**Records for this task**
· · · · ·
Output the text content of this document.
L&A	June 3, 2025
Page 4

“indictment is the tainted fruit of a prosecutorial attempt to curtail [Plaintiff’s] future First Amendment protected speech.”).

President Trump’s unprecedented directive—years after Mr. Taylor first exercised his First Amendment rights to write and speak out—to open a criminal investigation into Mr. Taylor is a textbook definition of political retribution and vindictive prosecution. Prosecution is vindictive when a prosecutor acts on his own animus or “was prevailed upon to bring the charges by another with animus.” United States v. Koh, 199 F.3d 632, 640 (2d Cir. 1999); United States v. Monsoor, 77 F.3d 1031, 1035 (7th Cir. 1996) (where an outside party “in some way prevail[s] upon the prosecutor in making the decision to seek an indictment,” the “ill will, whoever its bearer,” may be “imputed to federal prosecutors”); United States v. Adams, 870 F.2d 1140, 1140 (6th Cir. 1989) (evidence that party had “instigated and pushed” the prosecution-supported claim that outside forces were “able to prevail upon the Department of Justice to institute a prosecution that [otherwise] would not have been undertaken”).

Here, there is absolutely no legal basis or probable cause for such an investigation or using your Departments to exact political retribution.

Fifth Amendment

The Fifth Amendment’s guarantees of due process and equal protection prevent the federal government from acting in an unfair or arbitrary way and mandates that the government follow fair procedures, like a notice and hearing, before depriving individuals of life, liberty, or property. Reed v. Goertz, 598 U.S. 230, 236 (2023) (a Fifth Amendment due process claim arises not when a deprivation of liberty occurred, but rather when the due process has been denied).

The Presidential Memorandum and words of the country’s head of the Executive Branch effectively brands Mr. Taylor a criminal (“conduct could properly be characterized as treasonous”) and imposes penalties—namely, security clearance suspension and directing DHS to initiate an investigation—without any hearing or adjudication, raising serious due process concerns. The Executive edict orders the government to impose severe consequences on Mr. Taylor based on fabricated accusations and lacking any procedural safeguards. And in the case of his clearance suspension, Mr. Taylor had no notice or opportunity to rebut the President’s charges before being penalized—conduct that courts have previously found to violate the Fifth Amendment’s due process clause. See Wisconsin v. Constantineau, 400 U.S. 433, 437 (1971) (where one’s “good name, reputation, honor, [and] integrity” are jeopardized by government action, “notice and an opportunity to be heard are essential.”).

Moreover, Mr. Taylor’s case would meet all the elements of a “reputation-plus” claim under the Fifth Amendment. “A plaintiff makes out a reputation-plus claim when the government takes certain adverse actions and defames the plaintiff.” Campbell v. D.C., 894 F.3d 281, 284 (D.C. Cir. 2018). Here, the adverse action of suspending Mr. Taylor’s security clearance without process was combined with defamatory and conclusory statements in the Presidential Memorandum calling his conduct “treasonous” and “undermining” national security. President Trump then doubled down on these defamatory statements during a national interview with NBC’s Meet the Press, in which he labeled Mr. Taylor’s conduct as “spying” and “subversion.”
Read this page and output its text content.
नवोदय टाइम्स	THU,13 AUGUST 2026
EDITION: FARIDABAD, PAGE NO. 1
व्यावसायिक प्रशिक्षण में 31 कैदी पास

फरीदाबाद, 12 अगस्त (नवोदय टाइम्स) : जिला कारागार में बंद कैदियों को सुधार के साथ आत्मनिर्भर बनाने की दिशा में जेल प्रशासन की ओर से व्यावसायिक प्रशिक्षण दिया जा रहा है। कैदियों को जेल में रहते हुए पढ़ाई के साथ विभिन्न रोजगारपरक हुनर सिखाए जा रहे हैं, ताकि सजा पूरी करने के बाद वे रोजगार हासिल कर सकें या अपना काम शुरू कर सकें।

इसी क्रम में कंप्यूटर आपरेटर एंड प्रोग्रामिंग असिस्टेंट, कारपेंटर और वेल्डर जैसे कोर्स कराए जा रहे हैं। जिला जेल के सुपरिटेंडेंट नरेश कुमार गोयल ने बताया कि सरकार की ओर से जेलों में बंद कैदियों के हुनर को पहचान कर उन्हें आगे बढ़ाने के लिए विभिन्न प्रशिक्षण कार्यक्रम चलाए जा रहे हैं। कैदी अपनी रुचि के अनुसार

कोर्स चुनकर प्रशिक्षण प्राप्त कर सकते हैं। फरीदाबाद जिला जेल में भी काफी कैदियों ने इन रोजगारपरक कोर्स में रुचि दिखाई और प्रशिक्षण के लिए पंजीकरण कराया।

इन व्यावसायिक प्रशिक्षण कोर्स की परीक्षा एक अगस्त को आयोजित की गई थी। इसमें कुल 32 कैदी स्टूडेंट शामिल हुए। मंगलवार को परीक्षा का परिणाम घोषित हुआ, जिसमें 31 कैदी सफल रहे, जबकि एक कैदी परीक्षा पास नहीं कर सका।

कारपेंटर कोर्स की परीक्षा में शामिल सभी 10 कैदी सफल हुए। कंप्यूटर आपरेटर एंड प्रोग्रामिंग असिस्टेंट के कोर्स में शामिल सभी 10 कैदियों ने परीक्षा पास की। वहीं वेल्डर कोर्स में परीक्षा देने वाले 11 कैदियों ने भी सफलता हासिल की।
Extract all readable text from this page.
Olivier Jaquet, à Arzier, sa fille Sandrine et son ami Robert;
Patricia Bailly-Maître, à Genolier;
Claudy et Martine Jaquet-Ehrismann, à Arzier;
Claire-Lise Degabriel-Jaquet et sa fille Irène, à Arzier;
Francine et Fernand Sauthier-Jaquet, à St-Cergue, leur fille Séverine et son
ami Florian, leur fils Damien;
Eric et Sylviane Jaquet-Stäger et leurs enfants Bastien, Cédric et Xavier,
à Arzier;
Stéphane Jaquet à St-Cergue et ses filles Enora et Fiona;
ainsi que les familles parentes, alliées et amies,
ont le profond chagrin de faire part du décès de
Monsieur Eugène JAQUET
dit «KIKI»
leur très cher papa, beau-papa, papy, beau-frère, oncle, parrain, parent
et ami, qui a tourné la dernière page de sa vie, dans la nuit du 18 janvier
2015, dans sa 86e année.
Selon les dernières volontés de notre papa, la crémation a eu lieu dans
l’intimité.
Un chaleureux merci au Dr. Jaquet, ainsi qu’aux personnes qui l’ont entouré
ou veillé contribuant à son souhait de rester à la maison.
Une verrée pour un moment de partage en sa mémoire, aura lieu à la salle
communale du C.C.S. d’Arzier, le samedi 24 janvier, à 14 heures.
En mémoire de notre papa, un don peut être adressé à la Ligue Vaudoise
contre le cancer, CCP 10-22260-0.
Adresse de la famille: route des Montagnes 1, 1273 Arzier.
· · · · ·
**The request**
Using the data above, output each line exactly.

**Exercise result**
Output the text content of this document.
L&A	June 3, 2025
Page 4

“indictment is the tainted fruit of a prosecutorial attempt to curtail [Plaintiff’s] future First Amendment protected speech.”).

President Trump’s unprecedented directive—years after Mr. Taylor first exercised his First Amendment rights to write and speak out—to open a criminal investigation into Mr. Taylor is a textbook definition of political retribution and vindictive prosecution. Prosecution is vindictive when a prosecutor acts on his own animus or “was prevailed upon to bring the charges by another with animus.” United States v. Koh, 199 F.3d 632, 640 (2d Cir. 1999); United States v. Monsoor, 77 F.3d 1031, 1035 (7th Cir. 1996) (where an outside party “in some way prevail[s] upon the prosecutor in making the decision to seek an indictment,” the “ill will, whoever its bearer,” may be “imputed to federal prosecutors”); United States v. Adams, 870 F.2d 1140, 1140 (6th Cir. 1989) (evidence that party had “instigated and pushed” the prosecution-supported claim that outside forces were “able to prevail upon the Department of Justice to institute a prosecution that [otherwise] would not have been undertaken”).

Here, there is absolutely no legal basis or probable cause for such an investigation or using your Departments to exact political retribution.

Fifth Amendment

The Fifth Amendment’s guarantees of due process and equal protection prevent the federal government from acting in an unfair or arbitrary way and mandates that the government follow fair procedures, like a notice and hearing, before depriving individuals of life, liberty, or property. Reed v. Goertz, 598 U.S. 230, 236 (2023) (a Fifth Amendment due process claim arises not when a deprivation of liberty occurred, but rather when the due process has been denied).

The Presidential Memorandum and words of the country’s head of the Executive Branch effectively brands Mr. Taylor a criminal (“conduct could properly be characterized as treasonous”) and imposes penalties—namely, security clearance suspension and directing DHS to initiate an investigation—without any hearing or adjudication, raising serious due process concerns. The Executive edict orders the government to impose severe consequences on Mr. Taylor based on fabricated accusations and lacking any procedural safeguards. And in the case of his clearance suspension, Mr. Taylor had no notice or opportunity to rebut the President’s charges before being penalized—conduct that courts have previously found to violate the Fifth Amendment’s due process clause. See Wisconsin v. Constantineau, 400 U.S. 433, 437 (1971) (where one’s “good name, reputation, honor, [and] integrity” are jeopardized by government action, “notice and an opportunity to be heard are essential.”).

Moreover, Mr. Taylor’s case would meet all the elements of a “reputation-plus” claim under the Fifth Amendment. “A plaintiff makes out a reputation-plus claim when the government takes certain adverse actions and defames the plaintiff.” Campbell v. D.C., 894 F.3d 281, 284 (D.C. Cir. 2018). Here, the adverse action of suspending Mr. Taylor’s security clearance without process was combined with defamatory and conclusory statements in the Presidential Memorandum calling his conduct “treasonous” and “undermining” national security. President Trump then doubled down on these defamatory statements during a national interview with NBC’s Meet the Press, in which he labeled Mr. Taylor’s conduct as “spying” and “subversion.”
Read this page and output its text content.
नवोदय टाइम्स	THU,13 AUGUST 2026
EDITION: FARIDABAD, PAGE NO. 1
व्यावसायिक प्रशिक्षण में 31 कैदी पास

फरीदाबाद, 12 अगस्त (नवोदय टाइम्स) : जिला कारागार में बंद कैदियों को सुधार के साथ आत्मनिर्भर बनाने की दिशा में जेल प्रशासन की ओर से व्यावसायिक प्रशिक्षण दिया जा रहा है। कैदियों को जेल में रहते हुए पढ़ाई के साथ विभिन्न रोजगारपरक हुनर सिखाए जा रहे हैं, ताकि सजा पूरी करने के बाद वे रोजगार हासिल कर सकें या अपना काम शुरू कर सकें।

इसी क्रम में कंप्यूटर आपरेटर एंड प्रोग्रामिंग असिस्टेंट, कारपेंटर और वेल्डर जैसे कोर्स कराए जा रहे हैं। जिला जेल के सुपरिटेंडेंट नरेश कुमार गोयल ने बताया कि सरकार की ओर से जेलों में बंद कैदियों के हुनर को पहचान कर उन्हें आगे बढ़ाने के लिए विभिन्न प्रशिक्षण कार्यक्रम चलाए जा रहे हैं। कैदी अपनी रुचि के अनुसार

कोर्स चुनकर प्रशिक्षण प्राप्त कर सकते हैं। फरीदाबाद जिला जेल में भी काफी कैदियों ने इन रोजगारपरक कोर्स में रुचि दिखाई और प्रशिक्षण के लिए पंजीकरण कराया।

इन व्यावसायिक प्रशिक्षण कोर्स की परीक्षा एक अगस्त को आयोजित की गई थी। इसमें कुल 32 कैदी स्टूडेंट शामिल हुए। मंगलवार को परीक्षा का परिणाम घोषित हुआ, जिसमें 31 कैदी सफल रहे, जबकि एक कैदी परीक्षा पास नहीं कर सका।

कारपेंटर कोर्स की परीक्षा में शामिल सभी 10 कैदी सफल हुए। कंप्यूटर आपरेटर एंड प्रोग्रामिंग असिस्टेंट के कोर्स में शामिल सभी 10 कैदियों ने परीक्षा पास की। वहीं वेल्डर कोर्स में परीक्षा देने वाले 11 कैदियों ने भी सफलता हासिल की।
Extract all readable text from this page.
Olivier Jaquet, à Arzier, sa fille Sandrine et son ami Robert;
Patricia Bailly-Maître, à Genolier;
Claudy et Martine Jaquet-Ehrismann, à Arzier;
Claire-Lise Degabriel-Jaquet et sa fille Irène, à Arzier;
Francine et Fernand Sauthier-Jaquet, à St-Cergue, leur fille Séverine et son
ami Florian, leur fils Damien;
Eric et Sylviane Jaquet-Stäger et leurs enfants Bastien, Cédric et Xavier,
à Arzier;
Stéphane Jaquet à St-Cergue et ses filles Enora et Fiona;
ainsi que les familles parentes, alliées et amies,
ont le profond chagrin de faire part du décès de
Monsieur Eugène JAQUET
dit «KIKI»
leur très cher papa, beau-papa, papy, beau-frère, oncle, parrain, parent
et ami, qui a tourné la dernière page de sa vie, dans la nuit du 18 janvier
2015, dans sa 86e année.
Selon les dernières volontés de notre papa, la crémation a eu lieu dans
l’intimité.
Un chaleureux merci au Dr. Jaquet, ainsi qu’aux personnes qui l’ont entouré
ou veillé contribuant à son souhait de rester à la maison.
Une verrée pour un moment de partage en sa mémoire, aura lieu à la salle
communale du C.C.S. d’Arzier, le samedi 24 janvier, à 14 heures.
En mémoire de notre papa, un don peut être adressé à la Ligue Vaudoise
contre le cancer, CCP 10-22260-0.
Adresse de la famille: route des Montagnes 1, 1273 Arzier.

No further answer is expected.